Exercise:
Go through each line of the records below and count those with the word "title"; give only the total.

Supplied records:

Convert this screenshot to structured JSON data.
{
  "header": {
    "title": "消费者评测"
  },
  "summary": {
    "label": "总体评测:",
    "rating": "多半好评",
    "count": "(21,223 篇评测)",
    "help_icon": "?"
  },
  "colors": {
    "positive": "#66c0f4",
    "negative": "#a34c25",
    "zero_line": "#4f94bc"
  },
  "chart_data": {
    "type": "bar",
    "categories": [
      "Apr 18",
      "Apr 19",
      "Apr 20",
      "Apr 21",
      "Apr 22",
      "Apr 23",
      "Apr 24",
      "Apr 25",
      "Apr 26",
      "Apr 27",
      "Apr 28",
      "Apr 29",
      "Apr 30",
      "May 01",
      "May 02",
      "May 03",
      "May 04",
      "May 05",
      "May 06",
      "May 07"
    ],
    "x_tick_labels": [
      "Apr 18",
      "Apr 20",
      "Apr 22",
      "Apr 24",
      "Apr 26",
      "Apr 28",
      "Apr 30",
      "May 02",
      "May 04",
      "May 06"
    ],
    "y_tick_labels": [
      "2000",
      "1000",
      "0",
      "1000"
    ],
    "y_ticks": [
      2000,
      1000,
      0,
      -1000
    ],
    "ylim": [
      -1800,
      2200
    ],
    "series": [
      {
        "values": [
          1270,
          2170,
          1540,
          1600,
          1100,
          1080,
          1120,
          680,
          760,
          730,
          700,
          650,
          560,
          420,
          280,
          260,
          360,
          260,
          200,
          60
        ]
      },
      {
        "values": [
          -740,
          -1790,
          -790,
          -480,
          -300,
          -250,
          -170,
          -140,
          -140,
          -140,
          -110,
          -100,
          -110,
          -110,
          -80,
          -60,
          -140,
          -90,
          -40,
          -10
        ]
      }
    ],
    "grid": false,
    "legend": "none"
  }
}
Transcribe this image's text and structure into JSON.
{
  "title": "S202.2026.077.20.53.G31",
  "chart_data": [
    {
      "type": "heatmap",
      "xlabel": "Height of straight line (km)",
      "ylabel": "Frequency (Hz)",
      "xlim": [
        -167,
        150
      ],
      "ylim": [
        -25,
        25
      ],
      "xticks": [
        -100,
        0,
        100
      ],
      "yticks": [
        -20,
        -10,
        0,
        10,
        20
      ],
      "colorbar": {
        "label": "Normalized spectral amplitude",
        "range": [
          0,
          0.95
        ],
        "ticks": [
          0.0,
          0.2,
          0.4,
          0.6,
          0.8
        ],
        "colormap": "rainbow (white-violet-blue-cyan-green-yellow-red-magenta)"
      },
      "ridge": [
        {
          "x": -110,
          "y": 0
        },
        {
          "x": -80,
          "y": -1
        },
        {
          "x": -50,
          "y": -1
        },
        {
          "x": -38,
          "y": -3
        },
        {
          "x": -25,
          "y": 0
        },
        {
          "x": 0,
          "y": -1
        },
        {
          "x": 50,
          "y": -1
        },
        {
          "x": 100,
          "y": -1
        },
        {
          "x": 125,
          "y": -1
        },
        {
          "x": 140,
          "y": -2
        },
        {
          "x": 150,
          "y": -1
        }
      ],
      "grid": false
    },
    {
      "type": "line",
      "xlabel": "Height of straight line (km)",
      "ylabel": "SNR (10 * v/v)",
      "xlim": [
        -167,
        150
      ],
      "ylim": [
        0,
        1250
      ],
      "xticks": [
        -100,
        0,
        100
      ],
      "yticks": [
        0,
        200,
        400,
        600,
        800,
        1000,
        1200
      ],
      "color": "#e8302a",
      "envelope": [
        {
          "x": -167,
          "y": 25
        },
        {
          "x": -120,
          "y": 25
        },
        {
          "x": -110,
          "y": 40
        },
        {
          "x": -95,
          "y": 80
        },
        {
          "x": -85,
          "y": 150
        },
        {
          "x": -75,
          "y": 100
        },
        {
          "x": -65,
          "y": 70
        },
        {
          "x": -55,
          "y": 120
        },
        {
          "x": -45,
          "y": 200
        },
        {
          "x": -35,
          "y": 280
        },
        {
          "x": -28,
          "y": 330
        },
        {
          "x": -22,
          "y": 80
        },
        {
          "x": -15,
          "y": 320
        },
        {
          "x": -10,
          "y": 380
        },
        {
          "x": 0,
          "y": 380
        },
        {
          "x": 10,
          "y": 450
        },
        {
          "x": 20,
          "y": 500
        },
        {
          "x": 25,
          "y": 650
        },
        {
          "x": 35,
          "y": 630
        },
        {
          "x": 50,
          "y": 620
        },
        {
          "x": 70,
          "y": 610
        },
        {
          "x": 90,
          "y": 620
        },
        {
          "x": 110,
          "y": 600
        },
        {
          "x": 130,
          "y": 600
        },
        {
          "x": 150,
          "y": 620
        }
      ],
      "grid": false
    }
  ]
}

Answer to this task:
2